**** ENTRIES SUPPLIED ****

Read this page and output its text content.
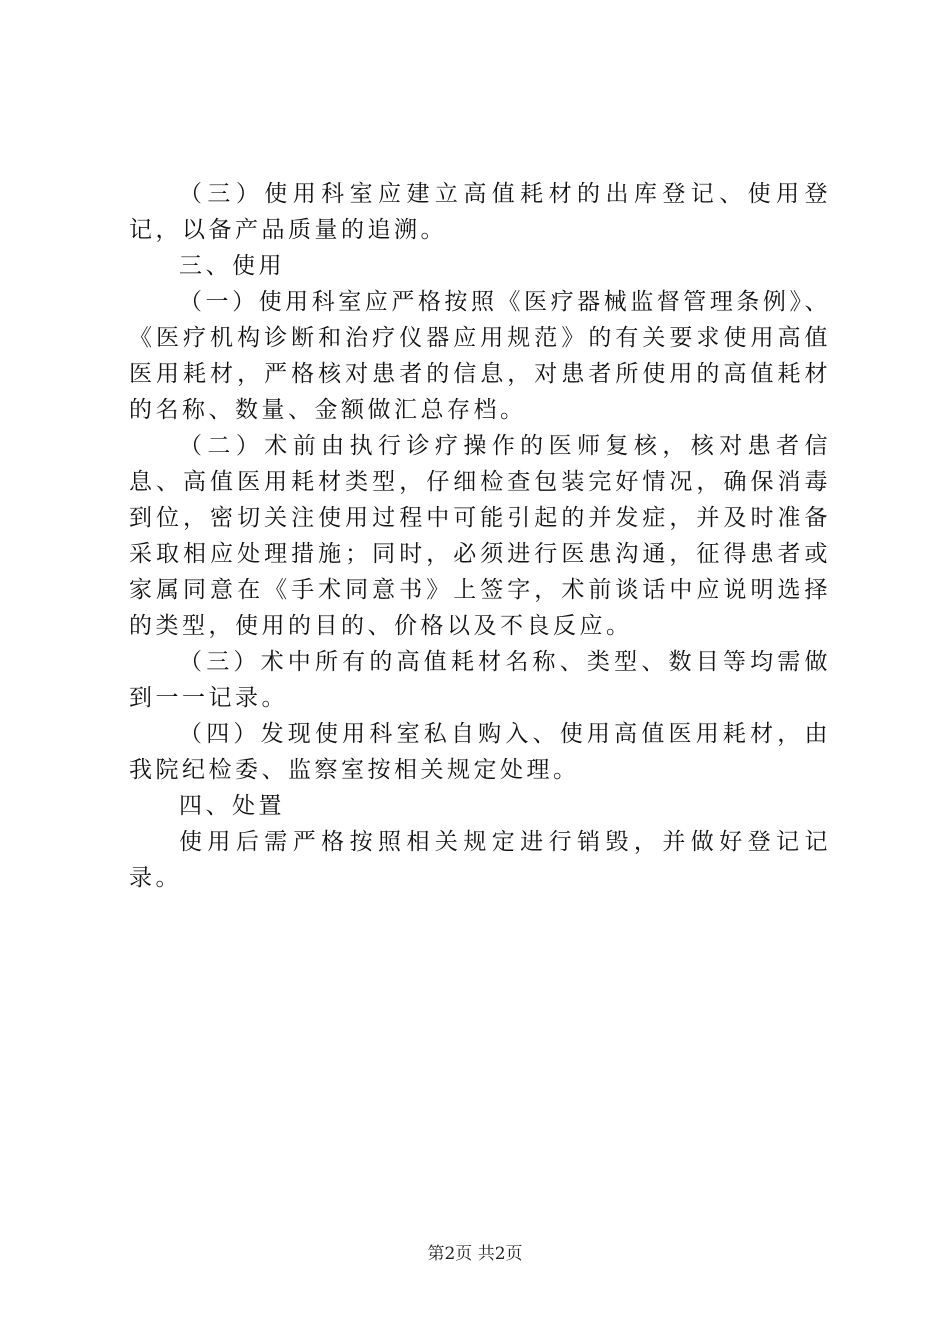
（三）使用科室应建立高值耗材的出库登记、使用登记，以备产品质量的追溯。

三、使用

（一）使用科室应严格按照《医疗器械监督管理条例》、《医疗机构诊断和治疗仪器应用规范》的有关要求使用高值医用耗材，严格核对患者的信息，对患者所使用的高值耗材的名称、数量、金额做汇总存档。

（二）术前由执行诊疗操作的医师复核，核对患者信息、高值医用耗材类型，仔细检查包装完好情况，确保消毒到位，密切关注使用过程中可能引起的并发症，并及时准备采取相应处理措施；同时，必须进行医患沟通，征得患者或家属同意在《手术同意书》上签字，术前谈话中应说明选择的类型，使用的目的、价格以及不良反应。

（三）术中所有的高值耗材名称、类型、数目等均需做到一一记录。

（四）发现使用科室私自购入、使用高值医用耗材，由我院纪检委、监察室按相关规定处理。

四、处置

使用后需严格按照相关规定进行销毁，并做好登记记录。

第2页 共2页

****
**** ENTRIES SUPPLIED ****

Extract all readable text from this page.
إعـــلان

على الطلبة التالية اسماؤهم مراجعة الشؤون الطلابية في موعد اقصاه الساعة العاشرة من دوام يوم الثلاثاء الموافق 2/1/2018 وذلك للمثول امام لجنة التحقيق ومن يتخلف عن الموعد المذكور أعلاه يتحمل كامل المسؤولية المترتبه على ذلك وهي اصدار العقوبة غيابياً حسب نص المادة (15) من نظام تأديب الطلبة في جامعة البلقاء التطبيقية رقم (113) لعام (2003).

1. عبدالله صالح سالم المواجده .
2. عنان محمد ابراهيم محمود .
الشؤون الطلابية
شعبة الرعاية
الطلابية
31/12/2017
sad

****

TASK STATEMENT: Give the number of lines above that hold the word "الشؤون", and nothing more.

REPLY: 2